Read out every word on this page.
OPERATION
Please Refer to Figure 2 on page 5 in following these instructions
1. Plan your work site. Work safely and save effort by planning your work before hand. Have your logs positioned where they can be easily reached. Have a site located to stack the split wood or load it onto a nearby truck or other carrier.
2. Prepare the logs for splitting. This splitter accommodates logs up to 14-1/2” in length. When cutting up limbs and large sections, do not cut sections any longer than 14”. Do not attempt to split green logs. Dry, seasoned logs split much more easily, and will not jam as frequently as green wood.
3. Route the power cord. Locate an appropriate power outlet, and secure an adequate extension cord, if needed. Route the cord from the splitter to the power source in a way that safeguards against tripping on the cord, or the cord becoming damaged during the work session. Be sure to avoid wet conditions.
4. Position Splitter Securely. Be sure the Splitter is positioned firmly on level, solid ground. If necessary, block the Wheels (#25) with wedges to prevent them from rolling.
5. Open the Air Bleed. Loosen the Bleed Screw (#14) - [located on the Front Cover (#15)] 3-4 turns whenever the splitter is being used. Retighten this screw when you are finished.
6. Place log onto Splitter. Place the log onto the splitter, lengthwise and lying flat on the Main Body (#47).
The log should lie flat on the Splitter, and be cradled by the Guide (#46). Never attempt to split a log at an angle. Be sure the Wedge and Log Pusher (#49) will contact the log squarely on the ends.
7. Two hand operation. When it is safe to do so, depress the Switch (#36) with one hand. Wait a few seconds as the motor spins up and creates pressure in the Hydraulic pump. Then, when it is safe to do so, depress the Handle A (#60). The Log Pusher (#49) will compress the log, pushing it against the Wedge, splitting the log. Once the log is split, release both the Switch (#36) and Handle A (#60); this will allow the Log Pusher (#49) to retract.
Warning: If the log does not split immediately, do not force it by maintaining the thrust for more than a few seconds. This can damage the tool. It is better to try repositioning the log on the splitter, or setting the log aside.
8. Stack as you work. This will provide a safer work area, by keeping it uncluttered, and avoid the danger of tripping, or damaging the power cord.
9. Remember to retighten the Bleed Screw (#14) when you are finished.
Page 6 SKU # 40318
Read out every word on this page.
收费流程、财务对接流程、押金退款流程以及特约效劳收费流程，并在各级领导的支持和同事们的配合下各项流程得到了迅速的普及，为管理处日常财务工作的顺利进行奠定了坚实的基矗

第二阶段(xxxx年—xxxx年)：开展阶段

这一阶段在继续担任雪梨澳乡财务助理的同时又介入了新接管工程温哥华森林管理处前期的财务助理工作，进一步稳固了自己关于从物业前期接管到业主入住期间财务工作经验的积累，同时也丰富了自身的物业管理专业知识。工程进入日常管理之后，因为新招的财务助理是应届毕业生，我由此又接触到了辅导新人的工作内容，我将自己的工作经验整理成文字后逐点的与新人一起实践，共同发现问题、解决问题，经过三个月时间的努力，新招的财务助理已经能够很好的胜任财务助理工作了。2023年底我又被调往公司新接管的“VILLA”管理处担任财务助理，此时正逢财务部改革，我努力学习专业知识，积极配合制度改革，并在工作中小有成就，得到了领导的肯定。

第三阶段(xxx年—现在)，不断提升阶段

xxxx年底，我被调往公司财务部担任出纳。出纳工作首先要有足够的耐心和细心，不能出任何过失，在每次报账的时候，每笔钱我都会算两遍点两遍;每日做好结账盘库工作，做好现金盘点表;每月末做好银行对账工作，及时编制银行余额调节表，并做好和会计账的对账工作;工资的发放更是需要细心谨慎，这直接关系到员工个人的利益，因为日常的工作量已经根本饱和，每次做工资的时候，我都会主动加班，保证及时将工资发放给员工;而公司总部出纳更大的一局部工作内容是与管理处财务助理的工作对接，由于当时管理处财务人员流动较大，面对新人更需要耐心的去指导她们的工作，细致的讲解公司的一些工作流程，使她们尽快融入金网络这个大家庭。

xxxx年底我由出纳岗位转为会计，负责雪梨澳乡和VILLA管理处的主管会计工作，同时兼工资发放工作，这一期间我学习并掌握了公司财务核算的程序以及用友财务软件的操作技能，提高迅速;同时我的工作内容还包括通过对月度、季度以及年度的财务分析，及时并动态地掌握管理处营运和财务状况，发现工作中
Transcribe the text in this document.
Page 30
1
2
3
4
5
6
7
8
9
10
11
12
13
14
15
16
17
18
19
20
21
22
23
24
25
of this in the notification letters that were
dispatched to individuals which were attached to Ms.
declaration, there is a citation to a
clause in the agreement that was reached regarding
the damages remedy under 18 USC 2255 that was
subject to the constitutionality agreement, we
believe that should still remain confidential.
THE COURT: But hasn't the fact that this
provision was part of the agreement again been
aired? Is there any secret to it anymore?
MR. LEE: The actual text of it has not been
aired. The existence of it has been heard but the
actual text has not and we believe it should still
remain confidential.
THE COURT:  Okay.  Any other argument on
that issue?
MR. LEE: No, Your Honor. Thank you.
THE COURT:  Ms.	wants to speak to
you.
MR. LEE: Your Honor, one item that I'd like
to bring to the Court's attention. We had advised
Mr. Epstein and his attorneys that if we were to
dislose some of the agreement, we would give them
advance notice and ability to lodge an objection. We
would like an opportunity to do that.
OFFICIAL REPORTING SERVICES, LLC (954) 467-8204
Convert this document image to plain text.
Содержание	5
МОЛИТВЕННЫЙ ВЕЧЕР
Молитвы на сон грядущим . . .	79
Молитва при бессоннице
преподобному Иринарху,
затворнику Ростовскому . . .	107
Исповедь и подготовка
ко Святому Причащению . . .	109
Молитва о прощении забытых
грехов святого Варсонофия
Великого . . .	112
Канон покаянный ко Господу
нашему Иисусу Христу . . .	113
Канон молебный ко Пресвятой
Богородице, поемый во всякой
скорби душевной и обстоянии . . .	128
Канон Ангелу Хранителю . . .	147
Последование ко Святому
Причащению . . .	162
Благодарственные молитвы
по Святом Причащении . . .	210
○ ○ ○ ○
YOUR TASK » Identify the lines that contain the string "Screw", and copy every one of them.

PROBLEM SOLUTION »
5. Open the Air Bleed. Loosen the Bleed Screw (#14) - [located on the Front Cover (#15)] 3-4 turns whenever the splitter is being used. Retighten this screw when you are finished.
9. Remember to retighten the Bleed Screw (#14) when you are finished.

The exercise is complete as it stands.